__REQUIRED WORK__: Reproduce the items verbatim, starting at the very first line and ending with the line that contains "infographic-canvas: b DATA", including both of those lines.

[Layout element entries]

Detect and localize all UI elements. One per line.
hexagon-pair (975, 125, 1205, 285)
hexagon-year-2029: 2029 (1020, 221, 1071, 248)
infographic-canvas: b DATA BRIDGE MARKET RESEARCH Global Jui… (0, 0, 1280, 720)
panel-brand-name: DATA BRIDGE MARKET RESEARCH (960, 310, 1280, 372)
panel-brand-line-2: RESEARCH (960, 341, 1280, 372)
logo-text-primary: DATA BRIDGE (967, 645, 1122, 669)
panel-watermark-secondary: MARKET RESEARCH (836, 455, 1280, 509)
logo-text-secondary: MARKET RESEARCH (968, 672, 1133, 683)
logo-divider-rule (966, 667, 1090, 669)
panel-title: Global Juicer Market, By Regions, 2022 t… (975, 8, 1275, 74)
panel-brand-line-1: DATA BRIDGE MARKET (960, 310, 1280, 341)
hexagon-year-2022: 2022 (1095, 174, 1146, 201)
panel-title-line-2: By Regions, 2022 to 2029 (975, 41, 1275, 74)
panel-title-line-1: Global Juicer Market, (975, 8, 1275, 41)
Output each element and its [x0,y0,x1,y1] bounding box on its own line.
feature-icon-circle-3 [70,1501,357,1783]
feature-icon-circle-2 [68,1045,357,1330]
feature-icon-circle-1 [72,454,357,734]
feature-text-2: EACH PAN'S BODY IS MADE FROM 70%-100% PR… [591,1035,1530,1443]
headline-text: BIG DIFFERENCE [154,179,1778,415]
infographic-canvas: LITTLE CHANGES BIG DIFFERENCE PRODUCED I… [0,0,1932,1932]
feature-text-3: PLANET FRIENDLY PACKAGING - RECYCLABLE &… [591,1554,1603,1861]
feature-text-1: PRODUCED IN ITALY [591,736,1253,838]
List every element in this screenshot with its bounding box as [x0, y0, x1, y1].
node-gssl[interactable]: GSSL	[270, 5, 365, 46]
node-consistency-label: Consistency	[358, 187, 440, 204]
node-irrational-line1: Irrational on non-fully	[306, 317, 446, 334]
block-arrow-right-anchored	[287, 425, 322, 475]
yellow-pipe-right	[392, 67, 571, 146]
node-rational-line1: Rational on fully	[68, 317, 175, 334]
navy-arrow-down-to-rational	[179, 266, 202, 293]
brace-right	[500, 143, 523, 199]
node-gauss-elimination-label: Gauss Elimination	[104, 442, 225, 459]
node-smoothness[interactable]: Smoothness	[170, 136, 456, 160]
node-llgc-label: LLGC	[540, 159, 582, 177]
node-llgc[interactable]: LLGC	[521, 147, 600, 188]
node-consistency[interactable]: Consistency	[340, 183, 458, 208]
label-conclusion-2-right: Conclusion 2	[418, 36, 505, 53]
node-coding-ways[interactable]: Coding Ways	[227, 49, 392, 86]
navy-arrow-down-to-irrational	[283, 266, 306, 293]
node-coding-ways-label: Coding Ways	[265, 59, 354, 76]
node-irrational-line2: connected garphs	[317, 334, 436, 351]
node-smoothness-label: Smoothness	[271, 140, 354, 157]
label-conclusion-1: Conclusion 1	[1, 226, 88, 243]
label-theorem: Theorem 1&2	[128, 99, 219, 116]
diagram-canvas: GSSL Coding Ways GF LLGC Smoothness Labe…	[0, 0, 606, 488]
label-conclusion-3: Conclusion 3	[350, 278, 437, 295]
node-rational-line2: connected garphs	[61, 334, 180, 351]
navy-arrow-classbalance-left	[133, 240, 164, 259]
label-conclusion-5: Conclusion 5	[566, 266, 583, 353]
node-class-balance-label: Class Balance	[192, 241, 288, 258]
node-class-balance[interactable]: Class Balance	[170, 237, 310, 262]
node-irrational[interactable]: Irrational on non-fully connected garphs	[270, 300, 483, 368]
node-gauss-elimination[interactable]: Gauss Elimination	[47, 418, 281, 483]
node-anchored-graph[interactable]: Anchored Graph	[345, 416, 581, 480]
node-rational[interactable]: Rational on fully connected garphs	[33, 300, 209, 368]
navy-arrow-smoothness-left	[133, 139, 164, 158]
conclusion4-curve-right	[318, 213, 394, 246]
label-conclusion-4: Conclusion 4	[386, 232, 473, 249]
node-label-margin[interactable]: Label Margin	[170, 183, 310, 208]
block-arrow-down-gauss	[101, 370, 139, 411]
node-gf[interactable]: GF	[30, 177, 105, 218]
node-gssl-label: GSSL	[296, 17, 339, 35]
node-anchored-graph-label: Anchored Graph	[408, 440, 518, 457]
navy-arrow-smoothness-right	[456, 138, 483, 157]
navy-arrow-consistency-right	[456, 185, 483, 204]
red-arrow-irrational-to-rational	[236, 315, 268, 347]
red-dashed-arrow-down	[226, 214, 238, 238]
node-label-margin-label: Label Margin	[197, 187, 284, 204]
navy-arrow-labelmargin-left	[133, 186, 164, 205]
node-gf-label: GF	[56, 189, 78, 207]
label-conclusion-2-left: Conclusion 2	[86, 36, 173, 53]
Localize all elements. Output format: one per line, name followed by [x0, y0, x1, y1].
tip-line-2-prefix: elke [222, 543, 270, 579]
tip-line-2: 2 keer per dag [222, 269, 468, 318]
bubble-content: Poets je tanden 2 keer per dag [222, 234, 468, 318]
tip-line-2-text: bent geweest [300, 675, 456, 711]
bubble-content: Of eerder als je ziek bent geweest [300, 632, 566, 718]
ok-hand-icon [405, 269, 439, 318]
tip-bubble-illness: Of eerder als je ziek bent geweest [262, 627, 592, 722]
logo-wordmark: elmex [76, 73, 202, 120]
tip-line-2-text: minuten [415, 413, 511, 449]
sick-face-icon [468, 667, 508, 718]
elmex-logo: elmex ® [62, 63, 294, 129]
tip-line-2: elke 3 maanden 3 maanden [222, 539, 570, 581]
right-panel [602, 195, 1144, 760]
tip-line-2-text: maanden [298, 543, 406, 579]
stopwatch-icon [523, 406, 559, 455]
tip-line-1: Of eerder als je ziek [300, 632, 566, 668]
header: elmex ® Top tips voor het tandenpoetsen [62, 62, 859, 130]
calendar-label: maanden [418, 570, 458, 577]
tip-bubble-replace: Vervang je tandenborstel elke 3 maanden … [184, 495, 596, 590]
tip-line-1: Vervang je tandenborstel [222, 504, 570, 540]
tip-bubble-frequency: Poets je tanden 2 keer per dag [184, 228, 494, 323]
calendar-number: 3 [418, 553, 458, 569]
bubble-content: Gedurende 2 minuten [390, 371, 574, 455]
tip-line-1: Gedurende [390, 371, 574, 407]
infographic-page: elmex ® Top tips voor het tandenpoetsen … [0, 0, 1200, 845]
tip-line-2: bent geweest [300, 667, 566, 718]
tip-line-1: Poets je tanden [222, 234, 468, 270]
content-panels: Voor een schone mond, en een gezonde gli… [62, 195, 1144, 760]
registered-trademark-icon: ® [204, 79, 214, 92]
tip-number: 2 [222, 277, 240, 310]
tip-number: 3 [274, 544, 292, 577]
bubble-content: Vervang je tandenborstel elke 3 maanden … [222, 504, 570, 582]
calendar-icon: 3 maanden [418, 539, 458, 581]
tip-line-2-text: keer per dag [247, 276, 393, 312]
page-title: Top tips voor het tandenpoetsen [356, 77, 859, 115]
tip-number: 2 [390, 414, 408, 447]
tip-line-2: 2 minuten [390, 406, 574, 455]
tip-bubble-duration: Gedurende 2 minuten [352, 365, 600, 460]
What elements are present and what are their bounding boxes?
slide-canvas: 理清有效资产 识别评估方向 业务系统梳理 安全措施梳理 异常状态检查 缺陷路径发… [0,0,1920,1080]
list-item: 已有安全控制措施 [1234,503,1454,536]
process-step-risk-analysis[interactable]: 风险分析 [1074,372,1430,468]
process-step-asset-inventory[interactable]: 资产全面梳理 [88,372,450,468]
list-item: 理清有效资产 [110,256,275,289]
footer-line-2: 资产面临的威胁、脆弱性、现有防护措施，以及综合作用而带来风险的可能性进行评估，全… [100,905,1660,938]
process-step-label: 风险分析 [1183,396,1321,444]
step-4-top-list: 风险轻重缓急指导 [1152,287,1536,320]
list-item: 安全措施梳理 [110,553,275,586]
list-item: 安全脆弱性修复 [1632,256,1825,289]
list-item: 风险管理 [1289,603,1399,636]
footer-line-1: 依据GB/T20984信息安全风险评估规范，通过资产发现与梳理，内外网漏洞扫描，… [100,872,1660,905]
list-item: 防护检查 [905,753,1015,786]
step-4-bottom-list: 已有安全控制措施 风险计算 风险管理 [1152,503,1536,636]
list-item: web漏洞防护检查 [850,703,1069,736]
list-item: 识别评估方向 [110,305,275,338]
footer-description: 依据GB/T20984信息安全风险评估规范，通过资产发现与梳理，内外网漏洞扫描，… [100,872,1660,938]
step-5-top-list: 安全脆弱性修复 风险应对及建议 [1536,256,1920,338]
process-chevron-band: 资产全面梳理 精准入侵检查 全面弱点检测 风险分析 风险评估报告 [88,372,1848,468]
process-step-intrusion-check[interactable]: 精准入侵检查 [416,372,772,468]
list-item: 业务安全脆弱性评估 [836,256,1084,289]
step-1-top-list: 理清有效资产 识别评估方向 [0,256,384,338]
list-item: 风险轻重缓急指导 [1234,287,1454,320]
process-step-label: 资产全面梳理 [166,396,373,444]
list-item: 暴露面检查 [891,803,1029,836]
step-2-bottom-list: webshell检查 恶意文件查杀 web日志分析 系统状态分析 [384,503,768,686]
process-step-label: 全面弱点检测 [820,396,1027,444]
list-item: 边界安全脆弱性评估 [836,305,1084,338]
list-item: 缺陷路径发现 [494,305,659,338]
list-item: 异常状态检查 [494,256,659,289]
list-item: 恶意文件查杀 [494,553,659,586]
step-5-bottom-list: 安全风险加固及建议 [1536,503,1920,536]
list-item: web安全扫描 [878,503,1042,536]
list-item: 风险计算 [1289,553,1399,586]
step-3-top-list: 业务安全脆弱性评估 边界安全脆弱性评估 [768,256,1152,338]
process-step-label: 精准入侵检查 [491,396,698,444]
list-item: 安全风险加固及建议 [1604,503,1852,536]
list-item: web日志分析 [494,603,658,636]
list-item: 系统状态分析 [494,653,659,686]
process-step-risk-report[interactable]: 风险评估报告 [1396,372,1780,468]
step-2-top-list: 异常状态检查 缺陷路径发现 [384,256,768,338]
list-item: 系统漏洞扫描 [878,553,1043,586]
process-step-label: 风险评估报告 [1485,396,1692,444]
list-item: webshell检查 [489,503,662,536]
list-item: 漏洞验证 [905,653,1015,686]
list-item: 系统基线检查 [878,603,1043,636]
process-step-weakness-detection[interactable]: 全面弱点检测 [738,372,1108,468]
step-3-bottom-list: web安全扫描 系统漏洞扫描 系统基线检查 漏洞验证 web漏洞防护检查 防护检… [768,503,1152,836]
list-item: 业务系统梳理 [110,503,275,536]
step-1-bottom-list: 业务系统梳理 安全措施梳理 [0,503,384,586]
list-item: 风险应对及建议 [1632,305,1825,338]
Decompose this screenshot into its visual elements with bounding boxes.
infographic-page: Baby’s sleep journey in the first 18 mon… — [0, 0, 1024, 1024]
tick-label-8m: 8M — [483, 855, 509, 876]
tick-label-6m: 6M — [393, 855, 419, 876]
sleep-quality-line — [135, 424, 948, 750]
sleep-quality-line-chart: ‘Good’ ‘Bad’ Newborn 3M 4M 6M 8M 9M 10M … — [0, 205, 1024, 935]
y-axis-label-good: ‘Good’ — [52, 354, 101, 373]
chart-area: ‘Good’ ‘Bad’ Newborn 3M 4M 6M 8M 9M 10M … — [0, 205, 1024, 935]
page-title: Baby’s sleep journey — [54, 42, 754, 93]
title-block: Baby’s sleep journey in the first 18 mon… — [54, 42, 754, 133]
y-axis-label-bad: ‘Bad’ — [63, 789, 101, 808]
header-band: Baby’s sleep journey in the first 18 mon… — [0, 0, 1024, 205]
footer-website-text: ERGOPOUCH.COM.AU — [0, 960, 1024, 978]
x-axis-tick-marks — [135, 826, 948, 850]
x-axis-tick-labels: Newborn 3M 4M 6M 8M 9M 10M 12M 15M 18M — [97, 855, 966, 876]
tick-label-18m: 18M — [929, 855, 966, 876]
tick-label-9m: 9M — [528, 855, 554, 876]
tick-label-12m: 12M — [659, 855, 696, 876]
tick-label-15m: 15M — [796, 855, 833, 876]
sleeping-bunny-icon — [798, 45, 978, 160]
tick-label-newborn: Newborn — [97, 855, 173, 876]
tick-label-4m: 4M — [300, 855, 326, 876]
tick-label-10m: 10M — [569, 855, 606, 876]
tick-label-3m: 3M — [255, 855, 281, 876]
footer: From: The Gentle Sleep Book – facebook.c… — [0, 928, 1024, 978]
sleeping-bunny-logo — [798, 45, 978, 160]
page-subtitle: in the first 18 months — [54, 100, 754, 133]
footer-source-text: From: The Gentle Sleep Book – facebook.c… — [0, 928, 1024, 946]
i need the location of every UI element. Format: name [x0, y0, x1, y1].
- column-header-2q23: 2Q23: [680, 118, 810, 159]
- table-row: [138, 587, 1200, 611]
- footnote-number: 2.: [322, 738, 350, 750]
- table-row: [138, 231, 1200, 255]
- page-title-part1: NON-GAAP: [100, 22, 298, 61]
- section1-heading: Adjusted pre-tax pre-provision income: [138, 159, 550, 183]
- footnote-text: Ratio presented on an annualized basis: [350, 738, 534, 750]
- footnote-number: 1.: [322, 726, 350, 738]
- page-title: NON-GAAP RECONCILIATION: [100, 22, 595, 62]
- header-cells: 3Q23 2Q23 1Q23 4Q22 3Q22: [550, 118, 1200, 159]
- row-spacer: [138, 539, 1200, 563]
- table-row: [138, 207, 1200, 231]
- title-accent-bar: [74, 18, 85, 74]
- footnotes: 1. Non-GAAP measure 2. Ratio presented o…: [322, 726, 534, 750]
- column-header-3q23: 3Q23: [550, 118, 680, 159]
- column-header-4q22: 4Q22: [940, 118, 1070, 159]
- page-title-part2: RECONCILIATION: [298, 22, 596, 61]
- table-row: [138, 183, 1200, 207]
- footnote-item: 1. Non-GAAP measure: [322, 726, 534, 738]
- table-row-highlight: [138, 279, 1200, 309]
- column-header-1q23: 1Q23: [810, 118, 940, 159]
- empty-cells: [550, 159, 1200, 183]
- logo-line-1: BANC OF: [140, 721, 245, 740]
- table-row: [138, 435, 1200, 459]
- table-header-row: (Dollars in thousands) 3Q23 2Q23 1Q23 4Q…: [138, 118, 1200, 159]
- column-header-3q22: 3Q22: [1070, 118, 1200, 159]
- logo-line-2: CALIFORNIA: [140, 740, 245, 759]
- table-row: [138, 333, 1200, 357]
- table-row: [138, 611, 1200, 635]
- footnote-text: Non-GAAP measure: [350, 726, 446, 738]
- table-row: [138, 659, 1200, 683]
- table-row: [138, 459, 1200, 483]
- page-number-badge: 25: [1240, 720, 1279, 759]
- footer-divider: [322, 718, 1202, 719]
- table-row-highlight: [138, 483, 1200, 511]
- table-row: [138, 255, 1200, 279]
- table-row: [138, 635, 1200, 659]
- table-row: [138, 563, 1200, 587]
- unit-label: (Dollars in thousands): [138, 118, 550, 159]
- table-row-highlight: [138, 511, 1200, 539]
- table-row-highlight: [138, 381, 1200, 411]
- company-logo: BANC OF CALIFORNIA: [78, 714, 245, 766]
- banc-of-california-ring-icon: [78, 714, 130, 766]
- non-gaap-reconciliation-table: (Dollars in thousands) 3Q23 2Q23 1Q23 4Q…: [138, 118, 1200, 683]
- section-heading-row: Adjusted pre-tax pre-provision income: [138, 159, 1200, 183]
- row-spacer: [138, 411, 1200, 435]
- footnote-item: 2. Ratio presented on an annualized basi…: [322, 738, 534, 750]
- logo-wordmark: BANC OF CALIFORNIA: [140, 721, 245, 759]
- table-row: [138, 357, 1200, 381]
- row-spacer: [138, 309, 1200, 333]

__RESPONSE TO THIS EXERCISE__:
Detect and localize all UI elements. One per line.
hexagon-pair (975, 125, 1205, 285)
hexagon-year-2029: 2029 (1020, 221, 1071, 248)
infographic-canvas: b DATA BRIDGE MARKET RESEARCH Global Jui… (0, 0, 1280, 720)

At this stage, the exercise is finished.